YOUR INSTRUCTIONS:
Keep only the lines where "title" appears.

Source records:
· · ·
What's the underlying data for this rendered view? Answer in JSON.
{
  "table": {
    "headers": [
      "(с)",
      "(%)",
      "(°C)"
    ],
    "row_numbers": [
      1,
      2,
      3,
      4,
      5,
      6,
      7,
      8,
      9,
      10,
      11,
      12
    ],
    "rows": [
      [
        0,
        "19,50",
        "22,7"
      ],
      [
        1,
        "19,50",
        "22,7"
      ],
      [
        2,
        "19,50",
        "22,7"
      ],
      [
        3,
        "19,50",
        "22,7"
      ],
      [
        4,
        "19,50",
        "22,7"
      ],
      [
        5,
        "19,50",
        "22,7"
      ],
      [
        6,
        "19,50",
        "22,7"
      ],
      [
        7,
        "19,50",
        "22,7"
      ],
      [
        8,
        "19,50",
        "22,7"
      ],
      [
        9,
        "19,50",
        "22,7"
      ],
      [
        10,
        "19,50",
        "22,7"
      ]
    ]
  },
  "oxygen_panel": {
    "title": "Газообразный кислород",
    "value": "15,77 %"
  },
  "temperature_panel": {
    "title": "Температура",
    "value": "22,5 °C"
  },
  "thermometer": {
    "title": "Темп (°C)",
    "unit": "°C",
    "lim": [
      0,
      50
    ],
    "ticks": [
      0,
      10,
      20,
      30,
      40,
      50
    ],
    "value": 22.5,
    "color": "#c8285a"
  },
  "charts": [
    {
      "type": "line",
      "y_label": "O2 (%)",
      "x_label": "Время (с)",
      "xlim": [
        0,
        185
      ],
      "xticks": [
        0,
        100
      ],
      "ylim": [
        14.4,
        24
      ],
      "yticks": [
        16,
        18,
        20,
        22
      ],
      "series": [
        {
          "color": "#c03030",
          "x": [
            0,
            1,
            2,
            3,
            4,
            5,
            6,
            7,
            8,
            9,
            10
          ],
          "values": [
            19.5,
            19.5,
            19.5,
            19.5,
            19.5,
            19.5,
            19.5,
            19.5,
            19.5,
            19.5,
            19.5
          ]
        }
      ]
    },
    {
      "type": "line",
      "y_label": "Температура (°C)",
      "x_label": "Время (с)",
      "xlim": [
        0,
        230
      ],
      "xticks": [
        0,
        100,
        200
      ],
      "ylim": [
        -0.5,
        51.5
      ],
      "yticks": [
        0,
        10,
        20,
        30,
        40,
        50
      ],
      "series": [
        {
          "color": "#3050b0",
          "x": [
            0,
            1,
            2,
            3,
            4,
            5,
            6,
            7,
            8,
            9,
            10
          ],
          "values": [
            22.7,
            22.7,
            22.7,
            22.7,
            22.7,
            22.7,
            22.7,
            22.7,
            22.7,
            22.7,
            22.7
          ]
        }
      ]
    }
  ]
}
· · ·
FULL SOLUTION:
    "title": "Газообразный кислород",
    "title": "Температура",
    "title": "Темп (°C)",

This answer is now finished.